LISTED ENTRIES –
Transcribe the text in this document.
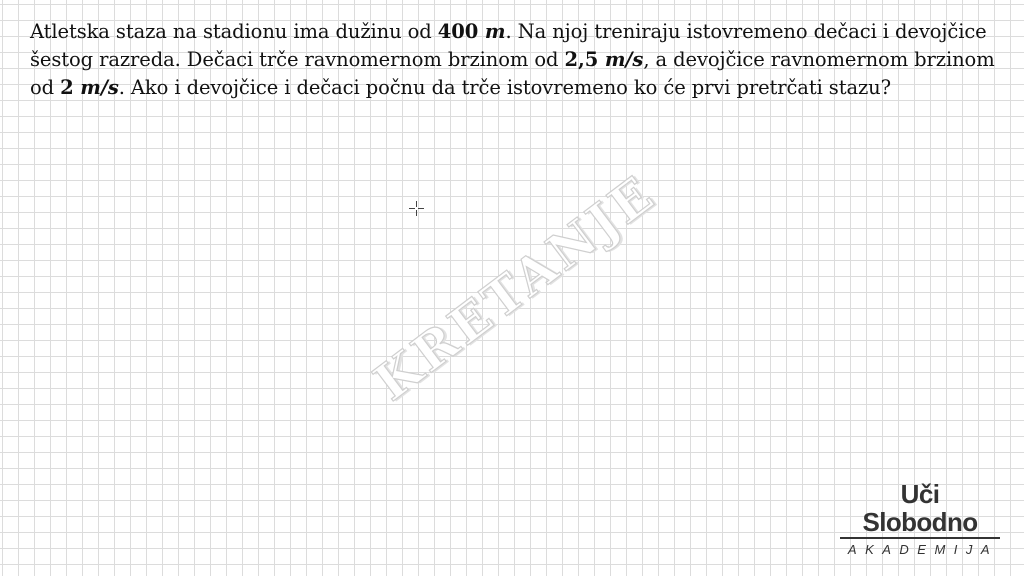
Atletska staza na stadionu ima dužinu od 400 m. Na njoj treniraju istovremeno dečaci i devojčice šestog razreda. Dečaci trče ravnomernom brzinom od 2,5 m/s, a devojčice ravnomernom brzinom od 2 m/s. Ako i devojčice i dečaci počnu da trče istovremeno ko će prvi pretrčati stazu?

KRETANJE
Uči Slobodno
AKADEMIJA
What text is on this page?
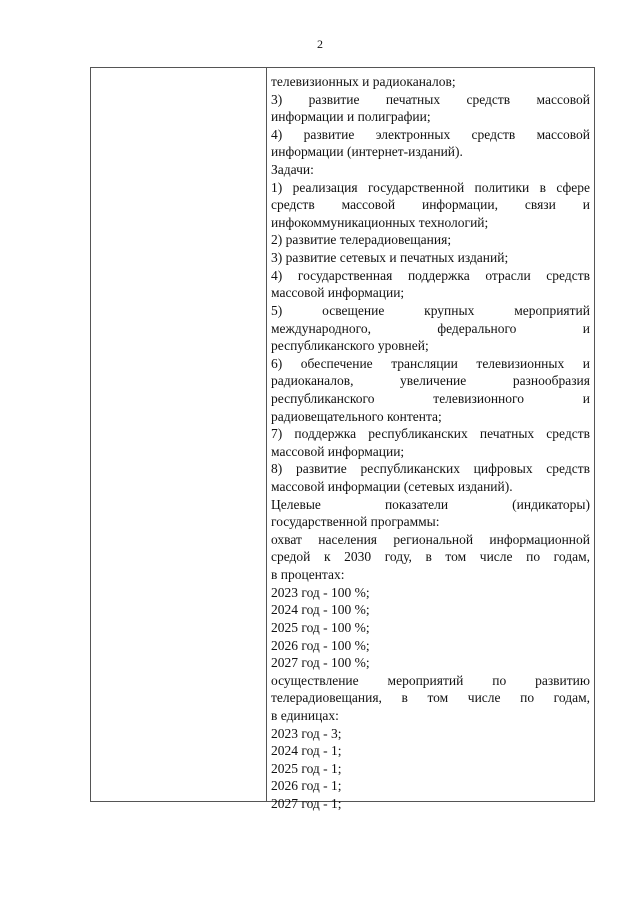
2
телевизионных и радиоканалов;
3) развитие печатных средств массовой
информации и полиграфии;
4) развитие электронных средств массовой
информации (интернет-изданий).
Задачи:
1) реализация государственной политики в сфере
средств массовой информации, связи и
инфокоммуникационных технологий;
2) развитие телерадиовещания;
3) развитие сетевых и печатных изданий;
4) государственная поддержка отрасли средств
массовой информации;
5) освещение крупных мероприятий
международного, федерального и
республиканского уровней;
6) обеспечение трансляции телевизионных и
радиоканалов, увеличение разнообразия
республиканского телевизионного и
радиовещательного контента;
7) поддержка республиканских печатных средств
массовой информации;
8) развитие республиканских цифровых средств
массовой информации (сетевых изданий).
Целевые показатели (индикаторы)
государственной программы:
охват населения региональной информационной
средой к 2030 году, в том числе по годам,
в процентах:
2023 год - 100 %;
2024 год - 100 %;
2025 год - 100 %;
2026 год - 100 %;
2027 год - 100 %;
осуществление мероприятий по развитию
телерадиовещания, в том числе по годам,
в единицах:
2023 год - 3;
2024 год - 1;
2025 год - 1;
2026 год - 1;
2027 год - 1;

DIRECTION –
Extract every line above containing the word "мероприятий".

ANSWER FOR THIS EXERCISE –
5) освещение крупных мероприятий
осуществление мероприятий по развитию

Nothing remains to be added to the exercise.